Written request
Look through the material and copy each line holding "tariff".
— START OF Provided entries —
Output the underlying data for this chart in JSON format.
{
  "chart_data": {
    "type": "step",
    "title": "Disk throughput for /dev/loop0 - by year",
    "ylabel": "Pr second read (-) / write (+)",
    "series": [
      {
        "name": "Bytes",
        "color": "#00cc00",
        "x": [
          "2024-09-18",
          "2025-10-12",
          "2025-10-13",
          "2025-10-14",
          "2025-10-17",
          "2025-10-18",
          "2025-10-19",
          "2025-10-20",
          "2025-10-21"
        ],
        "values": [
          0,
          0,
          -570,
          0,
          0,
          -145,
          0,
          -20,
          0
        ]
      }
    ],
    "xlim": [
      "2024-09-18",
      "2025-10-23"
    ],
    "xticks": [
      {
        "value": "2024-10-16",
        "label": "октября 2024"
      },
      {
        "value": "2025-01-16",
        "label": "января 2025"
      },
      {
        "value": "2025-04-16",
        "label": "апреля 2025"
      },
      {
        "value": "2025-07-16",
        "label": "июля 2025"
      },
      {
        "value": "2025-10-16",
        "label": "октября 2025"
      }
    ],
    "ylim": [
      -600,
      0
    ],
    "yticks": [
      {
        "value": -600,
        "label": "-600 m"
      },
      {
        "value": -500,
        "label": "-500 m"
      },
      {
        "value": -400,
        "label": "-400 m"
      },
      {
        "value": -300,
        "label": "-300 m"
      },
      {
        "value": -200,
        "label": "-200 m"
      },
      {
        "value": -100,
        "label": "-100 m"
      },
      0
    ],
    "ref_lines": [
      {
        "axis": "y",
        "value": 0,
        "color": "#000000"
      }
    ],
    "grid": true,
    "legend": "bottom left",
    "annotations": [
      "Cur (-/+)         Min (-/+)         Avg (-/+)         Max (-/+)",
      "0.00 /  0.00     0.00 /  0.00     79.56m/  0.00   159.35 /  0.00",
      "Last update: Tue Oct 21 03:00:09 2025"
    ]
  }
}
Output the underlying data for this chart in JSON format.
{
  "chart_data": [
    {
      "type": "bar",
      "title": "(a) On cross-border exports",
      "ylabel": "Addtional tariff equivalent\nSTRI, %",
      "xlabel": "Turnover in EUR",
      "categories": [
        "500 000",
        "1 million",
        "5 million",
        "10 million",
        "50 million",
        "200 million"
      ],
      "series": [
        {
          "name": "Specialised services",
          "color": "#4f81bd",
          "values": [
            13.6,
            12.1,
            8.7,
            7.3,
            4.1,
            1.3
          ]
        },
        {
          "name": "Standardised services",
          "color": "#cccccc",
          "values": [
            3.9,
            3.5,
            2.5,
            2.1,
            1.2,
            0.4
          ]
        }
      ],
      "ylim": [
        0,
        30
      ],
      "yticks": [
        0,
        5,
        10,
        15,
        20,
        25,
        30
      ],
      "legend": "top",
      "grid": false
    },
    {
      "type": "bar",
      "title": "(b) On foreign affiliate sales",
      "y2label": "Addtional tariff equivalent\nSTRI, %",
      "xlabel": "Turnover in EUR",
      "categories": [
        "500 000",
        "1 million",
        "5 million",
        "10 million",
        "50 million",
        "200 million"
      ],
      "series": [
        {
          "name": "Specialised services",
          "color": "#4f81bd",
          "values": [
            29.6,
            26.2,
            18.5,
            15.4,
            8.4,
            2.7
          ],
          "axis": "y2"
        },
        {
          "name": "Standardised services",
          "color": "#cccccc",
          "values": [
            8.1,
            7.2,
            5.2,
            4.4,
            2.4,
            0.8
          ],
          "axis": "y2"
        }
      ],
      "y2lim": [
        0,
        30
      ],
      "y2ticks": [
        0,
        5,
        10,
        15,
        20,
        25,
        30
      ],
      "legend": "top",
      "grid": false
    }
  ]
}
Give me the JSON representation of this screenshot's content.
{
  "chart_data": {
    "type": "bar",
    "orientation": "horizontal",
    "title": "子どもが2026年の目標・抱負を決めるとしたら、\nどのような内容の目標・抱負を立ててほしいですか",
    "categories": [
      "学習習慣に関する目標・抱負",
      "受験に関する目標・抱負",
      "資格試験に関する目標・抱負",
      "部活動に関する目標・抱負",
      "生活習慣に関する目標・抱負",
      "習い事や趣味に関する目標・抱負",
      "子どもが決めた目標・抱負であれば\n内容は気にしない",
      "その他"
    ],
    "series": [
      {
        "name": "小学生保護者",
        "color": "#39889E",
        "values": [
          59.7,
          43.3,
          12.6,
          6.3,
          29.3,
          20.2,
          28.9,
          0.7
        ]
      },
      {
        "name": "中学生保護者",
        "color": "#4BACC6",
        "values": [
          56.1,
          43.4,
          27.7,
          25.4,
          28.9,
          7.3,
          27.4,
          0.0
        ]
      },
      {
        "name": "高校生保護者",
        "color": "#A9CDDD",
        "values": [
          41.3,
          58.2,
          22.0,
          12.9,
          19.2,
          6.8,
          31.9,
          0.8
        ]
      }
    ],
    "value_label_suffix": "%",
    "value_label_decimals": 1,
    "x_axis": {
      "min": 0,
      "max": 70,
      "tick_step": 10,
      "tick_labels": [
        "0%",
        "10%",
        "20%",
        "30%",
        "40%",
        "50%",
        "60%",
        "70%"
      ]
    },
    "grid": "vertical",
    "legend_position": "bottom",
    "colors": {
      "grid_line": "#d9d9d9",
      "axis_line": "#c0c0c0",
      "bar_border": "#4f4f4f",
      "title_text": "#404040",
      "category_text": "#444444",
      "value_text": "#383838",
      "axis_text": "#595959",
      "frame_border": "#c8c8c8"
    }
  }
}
— END OF Provided entries —
Written solution
      "ylabel": "Addtional tariff equivalent\nSTRI, %",
      "y2label": "Addtional tariff equivalent\nSTRI, %",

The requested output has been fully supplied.